##### EXTRACTED DATA
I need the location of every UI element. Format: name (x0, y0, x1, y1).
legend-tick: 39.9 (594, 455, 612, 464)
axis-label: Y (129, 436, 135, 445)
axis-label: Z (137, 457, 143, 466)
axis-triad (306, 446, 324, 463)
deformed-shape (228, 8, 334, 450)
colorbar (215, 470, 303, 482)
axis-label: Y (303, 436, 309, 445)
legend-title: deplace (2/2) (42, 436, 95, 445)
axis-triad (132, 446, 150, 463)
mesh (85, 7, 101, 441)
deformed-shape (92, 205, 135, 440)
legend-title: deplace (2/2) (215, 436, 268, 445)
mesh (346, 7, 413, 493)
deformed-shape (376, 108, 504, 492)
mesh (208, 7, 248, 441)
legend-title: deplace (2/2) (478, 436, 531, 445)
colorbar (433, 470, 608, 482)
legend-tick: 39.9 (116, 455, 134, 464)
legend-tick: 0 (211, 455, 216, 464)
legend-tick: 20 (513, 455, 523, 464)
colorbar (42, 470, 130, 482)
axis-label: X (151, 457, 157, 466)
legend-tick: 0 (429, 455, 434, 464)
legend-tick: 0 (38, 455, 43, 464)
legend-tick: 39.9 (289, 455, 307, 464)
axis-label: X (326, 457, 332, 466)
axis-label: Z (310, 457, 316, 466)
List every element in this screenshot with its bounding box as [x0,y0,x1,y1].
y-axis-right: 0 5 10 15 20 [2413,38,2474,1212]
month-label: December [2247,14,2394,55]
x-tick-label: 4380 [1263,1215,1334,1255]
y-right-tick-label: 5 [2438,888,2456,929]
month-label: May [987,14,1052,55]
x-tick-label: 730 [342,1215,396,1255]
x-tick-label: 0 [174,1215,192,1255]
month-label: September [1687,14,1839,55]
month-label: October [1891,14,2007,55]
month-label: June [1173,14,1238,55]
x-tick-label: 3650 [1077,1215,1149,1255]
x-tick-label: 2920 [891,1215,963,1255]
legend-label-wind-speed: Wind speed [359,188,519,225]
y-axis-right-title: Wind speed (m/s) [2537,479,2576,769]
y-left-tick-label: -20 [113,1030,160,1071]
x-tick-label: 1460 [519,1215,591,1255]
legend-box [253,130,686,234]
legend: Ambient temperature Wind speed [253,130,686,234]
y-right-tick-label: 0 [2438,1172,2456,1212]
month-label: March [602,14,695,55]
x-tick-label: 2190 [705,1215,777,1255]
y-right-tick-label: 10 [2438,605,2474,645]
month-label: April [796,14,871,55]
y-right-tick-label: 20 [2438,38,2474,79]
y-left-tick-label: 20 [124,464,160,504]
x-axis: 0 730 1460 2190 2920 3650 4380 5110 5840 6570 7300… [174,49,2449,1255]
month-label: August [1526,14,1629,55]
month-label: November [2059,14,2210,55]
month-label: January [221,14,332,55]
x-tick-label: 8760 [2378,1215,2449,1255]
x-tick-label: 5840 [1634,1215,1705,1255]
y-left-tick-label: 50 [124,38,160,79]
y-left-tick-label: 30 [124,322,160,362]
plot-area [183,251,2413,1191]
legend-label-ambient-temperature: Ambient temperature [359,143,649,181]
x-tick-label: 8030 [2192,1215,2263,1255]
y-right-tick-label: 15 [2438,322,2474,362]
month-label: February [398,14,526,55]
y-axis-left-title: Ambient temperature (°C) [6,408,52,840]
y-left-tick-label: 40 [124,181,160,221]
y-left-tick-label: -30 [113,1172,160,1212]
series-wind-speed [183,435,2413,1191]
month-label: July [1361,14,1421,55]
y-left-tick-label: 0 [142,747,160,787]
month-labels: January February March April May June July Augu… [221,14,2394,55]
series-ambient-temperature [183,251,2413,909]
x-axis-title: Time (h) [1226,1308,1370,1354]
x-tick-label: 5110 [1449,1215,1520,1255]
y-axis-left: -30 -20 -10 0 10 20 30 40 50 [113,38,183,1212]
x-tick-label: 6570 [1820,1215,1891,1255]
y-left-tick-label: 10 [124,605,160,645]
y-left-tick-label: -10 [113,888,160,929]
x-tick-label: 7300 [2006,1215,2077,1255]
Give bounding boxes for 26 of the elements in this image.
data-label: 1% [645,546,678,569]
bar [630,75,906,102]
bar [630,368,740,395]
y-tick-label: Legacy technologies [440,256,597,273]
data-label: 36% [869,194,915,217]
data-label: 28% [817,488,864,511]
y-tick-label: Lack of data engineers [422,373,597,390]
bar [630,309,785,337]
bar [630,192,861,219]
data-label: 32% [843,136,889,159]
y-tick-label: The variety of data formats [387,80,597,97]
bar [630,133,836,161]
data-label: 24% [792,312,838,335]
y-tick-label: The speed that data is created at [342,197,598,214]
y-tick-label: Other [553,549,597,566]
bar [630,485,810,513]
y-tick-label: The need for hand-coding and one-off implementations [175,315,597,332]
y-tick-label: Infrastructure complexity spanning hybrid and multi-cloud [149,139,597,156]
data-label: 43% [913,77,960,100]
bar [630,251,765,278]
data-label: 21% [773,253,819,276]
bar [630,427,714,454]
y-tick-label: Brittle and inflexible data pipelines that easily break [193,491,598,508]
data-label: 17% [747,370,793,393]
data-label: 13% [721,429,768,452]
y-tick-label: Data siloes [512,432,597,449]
##########
REQUIREMENTS: Please repeat every line of the data above word for word, leaving nothing out and changing nothing.

CORRECT OUTPUT:
I need the location of every UI element. Format: name (x0, y0, x1, y1).
legend-tick: 39.9 (594, 455, 612, 464)
axis-label: Y (129, 436, 135, 445)
axis-label: Z (137, 457, 143, 466)
axis-triad (306, 446, 324, 463)
deformed-shape (228, 8, 334, 450)
colorbar (215, 470, 303, 482)
axis-label: Y (303, 436, 309, 445)
legend-title: deplace (2/2) (42, 436, 95, 445)
axis-triad (132, 446, 150, 463)
mesh (85, 7, 101, 441)
deformed-shape (92, 205, 135, 440)
legend-title: deplace (2/2) (215, 436, 268, 445)
mesh (346, 7, 413, 493)
deformed-shape (376, 108, 504, 492)
mesh (208, 7, 248, 441)
legend-title: deplace (2/2) (478, 436, 531, 445)
colorbar (433, 470, 608, 482)
legend-tick: 39.9 (116, 455, 134, 464)
legend-tick: 0 (211, 455, 216, 464)
legend-tick: 20 (513, 455, 523, 464)
colorbar (42, 470, 130, 482)
axis-label: X (151, 457, 157, 466)
legend-tick: 0 (429, 455, 434, 464)
legend-tick: 0 (38, 455, 43, 464)
legend-tick: 39.9 (289, 455, 307, 464)
axis-label: X (326, 457, 332, 466)
axis-label: Z (310, 457, 316, 466)
List every element in this screenshot with its bounding box as [x0,y0,x1,y1].
y-axis-right: 0 5 10 15 20 [2413,38,2474,1212]
month-label: December [2247,14,2394,55]
x-tick-label: 4380 [1263,1215,1334,1255]
y-right-tick-label: 5 [2438,888,2456,929]
month-label: May [987,14,1052,55]
x-tick-label: 730 [342,1215,396,1255]
x-tick-label: 0 [174,1215,192,1255]
month-label: September [1687,14,1839,55]
month-label: October [1891,14,2007,55]
month-label: June [1173,14,1238,55]
x-tick-label: 3650 [1077,1215,1149,1255]
x-tick-label: 2920 [891,1215,963,1255]
legend-label-wind-speed: Wind speed [359,188,519,225]
y-axis-right-title: Wind speed (m/s) [2537,479,2576,769]
y-left-tick-label: -20 [113,1030,160,1071]
x-tick-label: 1460 [519,1215,591,1255]
legend-box [253,130,686,234]
legend: Ambient temperature Wind speed [253,130,686,234]
y-right-tick-label: 0 [2438,1172,2456,1212]
month-label: March [602,14,695,55]
x-tick-label: 2190 [705,1215,777,1255]
y-right-tick-label: 10 [2438,605,2474,645]
month-label: April [796,14,871,55]
y-right-tick-label: 20 [2438,38,2474,79]
y-left-tick-label: 20 [124,464,160,504]
x-axis: 0 730 1460 2190 2920 3650 4380 5110 5840 6570 7300… [174,49,2449,1255]
month-label: August [1526,14,1629,55]
month-label: November [2059,14,2210,55]
month-label: January [221,14,332,55]
x-tick-label: 8760 [2378,1215,2449,1255]
x-tick-label: 5840 [1634,1215,1705,1255]
y-left-tick-label: 50 [124,38,160,79]
y-left-tick-label: 30 [124,322,160,362]
plot-area [183,251,2413,1191]
legend-label-ambient-temperature: Ambient temperature [359,143,649,181]
x-tick-label: 8030 [2192,1215,2263,1255]
y-right-tick-label: 15 [2438,322,2474,362]
month-label: February [398,14,526,55]
y-axis-left-title: Ambient temperature (°C) [6,408,52,840]
y-left-tick-label: 40 [124,181,160,221]
y-left-tick-label: -30 [113,1172,160,1212]
series-wind-speed [183,435,2413,1191]
month-label: July [1361,14,1421,55]
y-left-tick-label: 0 [142,747,160,787]
month-labels: January February March April May June July Augu… [221,14,2394,55]
series-ambient-temperature [183,251,2413,909]
x-axis-title: Time (h) [1226,1308,1370,1354]
x-tick-label: 5110 [1449,1215,1520,1255]
y-axis-left: -30 -20 -10 0 10 20 30 40 50 [113,38,183,1212]
x-tick-label: 6570 [1820,1215,1891,1255]
y-left-tick-label: 10 [124,605,160,645]
y-left-tick-label: -10 [113,888,160,929]
x-tick-label: 7300 [2006,1215,2077,1255]
Give bounding boxes for 26 of the elements in this image.
data-label: 1% [645,546,678,569]
bar [630,75,906,102]
bar [630,368,740,395]
y-tick-label: Legacy technologies [440,256,597,273]
data-label: 36% [869,194,915,217]
data-label: 28% [817,488,864,511]
y-tick-label: Lack of data engineers [422,373,597,390]
bar [630,309,785,337]
bar [630,192,861,219]
data-label: 32% [843,136,889,159]
y-tick-label: The variety of data formats [387,80,597,97]
bar [630,133,836,161]
data-label: 24% [792,312,838,335]
y-tick-label: The speed that data is created at [342,197,598,214]
y-tick-label: Other [553,549,597,566]
bar [630,485,810,513]
y-tick-label: The need for hand-coding and one-off implementations [175,315,597,332]
y-tick-label: Infrastructure complexity spanning hybrid and multi-cloud [149,139,597,156]
data-label: 43% [913,77,960,100]
bar [630,251,765,278]
data-label: 21% [773,253,819,276]
bar [630,427,714,454]
y-tick-label: Brittle and inflexible data pipelines that easily break [193,491,598,508]
data-label: 17% [747,370,793,393]
data-label: 13% [721,429,768,452]
y-tick-label: Data siloes [512,432,597,449]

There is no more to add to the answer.